(Collected data entries)
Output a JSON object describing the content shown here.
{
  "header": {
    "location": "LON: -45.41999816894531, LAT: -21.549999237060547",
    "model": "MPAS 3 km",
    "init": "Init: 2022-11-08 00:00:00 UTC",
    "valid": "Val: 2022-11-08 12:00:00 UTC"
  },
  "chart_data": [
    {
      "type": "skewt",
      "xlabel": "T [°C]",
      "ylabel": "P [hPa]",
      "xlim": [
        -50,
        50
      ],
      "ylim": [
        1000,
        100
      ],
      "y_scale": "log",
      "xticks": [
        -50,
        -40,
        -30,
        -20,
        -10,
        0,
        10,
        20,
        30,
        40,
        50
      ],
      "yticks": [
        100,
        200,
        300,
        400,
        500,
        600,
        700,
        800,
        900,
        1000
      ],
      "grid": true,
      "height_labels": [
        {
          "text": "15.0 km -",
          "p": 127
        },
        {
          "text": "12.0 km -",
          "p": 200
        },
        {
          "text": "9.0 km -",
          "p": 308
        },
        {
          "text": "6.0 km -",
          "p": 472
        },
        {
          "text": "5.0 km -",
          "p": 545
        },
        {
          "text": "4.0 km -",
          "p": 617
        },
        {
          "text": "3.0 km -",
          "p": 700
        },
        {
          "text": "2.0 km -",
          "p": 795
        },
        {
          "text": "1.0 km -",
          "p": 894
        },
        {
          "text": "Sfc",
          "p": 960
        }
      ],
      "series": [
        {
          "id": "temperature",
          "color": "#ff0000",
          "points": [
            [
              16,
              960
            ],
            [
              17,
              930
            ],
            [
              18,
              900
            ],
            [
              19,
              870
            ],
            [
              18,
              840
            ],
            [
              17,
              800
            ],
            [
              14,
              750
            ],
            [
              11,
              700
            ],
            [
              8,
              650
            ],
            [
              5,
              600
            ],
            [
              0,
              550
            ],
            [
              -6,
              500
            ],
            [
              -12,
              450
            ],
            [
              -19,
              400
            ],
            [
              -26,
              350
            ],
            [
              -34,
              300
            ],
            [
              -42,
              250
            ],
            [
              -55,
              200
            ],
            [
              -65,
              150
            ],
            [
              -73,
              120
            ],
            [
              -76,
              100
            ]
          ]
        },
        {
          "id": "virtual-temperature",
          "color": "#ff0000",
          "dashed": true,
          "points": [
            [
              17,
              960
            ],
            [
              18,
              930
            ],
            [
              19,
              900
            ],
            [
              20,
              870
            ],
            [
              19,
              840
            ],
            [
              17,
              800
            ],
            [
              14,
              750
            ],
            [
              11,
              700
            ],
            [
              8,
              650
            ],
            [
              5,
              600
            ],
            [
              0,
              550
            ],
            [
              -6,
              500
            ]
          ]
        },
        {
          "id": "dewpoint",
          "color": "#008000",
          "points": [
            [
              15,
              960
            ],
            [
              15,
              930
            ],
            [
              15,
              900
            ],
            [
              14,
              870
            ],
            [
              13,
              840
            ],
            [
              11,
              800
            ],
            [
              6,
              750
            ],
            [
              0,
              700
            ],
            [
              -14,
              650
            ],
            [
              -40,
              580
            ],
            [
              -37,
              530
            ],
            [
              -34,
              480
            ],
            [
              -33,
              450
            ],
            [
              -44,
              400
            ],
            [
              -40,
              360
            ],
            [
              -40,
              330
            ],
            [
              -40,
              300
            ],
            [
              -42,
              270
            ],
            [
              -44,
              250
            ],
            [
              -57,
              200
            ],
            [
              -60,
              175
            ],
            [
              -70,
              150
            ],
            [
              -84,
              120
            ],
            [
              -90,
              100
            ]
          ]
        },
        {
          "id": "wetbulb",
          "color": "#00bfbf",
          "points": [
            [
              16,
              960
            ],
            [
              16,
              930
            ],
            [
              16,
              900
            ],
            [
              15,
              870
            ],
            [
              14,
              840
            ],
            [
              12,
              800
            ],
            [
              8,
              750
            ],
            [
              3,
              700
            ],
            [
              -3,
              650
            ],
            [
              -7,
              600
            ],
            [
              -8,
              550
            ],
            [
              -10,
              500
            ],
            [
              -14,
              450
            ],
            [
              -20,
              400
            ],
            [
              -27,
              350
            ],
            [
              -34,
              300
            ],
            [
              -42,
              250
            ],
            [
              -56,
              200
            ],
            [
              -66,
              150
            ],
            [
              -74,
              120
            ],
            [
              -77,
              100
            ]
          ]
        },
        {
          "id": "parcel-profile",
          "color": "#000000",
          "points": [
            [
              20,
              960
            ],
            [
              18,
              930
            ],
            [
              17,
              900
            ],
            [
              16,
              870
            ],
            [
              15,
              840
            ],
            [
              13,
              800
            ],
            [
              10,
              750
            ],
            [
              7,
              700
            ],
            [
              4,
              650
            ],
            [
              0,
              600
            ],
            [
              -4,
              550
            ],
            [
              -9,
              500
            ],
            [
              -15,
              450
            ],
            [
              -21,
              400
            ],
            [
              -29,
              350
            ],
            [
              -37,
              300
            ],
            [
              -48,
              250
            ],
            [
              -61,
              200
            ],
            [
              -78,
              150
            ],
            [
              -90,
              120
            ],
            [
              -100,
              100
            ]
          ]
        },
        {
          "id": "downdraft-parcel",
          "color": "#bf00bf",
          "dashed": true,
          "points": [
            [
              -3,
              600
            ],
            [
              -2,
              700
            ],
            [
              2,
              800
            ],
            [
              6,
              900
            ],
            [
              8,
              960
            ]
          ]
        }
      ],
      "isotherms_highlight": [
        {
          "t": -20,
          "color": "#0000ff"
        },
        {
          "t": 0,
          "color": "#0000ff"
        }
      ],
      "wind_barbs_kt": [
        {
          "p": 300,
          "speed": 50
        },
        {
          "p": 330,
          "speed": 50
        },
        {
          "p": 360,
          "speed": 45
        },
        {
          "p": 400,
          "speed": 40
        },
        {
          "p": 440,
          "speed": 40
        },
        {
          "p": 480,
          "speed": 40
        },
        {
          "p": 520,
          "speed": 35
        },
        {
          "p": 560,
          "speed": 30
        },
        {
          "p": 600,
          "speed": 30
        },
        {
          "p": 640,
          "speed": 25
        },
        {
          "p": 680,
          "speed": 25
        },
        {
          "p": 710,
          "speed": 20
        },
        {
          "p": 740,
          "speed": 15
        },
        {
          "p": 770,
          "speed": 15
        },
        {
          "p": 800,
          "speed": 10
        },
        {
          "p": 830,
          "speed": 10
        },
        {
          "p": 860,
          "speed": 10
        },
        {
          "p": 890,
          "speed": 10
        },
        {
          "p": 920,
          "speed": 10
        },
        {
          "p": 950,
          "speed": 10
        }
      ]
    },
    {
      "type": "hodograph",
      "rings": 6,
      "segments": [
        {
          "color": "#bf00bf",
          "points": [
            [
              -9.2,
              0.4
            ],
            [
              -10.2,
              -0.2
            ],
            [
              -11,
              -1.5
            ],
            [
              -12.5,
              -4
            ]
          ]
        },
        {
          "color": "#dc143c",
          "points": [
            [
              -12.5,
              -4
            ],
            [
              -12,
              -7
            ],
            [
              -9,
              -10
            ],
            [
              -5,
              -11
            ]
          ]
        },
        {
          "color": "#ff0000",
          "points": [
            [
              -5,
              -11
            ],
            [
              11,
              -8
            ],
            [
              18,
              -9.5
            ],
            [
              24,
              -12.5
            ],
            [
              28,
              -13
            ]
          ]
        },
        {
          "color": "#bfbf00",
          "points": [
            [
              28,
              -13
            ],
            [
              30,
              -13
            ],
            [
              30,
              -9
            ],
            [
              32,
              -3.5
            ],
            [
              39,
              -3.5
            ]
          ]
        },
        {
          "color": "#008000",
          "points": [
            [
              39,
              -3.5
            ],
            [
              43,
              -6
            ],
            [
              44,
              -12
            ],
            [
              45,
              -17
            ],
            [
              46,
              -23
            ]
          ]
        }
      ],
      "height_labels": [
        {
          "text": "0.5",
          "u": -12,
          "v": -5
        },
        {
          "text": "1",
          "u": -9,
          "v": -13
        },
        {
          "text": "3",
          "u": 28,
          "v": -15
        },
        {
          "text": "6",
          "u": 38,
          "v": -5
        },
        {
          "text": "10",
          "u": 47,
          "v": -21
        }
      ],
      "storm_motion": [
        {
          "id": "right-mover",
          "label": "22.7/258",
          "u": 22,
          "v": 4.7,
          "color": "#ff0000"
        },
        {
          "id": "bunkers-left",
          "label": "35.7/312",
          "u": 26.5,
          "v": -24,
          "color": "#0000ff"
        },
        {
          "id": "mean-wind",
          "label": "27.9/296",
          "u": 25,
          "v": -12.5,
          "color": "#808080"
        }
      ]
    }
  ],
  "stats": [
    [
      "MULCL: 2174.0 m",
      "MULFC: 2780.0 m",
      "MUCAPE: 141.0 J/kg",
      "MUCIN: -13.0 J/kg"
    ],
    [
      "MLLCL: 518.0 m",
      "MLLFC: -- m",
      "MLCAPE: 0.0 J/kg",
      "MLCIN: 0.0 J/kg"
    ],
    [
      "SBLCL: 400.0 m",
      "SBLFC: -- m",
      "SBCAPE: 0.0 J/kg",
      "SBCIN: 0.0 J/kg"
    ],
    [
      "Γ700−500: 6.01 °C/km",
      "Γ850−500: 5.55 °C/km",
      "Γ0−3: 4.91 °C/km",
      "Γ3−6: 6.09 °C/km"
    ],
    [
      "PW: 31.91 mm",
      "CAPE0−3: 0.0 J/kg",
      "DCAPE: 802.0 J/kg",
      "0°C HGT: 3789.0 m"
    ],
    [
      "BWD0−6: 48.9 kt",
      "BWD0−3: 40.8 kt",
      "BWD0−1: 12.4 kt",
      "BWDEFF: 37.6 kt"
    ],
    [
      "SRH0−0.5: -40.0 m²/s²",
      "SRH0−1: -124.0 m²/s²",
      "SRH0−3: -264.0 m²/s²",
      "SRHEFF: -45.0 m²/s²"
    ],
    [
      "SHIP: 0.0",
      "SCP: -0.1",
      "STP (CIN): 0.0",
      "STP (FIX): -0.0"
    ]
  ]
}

WORK REQUIRED :: Among the entries above, how many lines include the word "temperature"? Reply with the number only.

THE ANSWER :: 2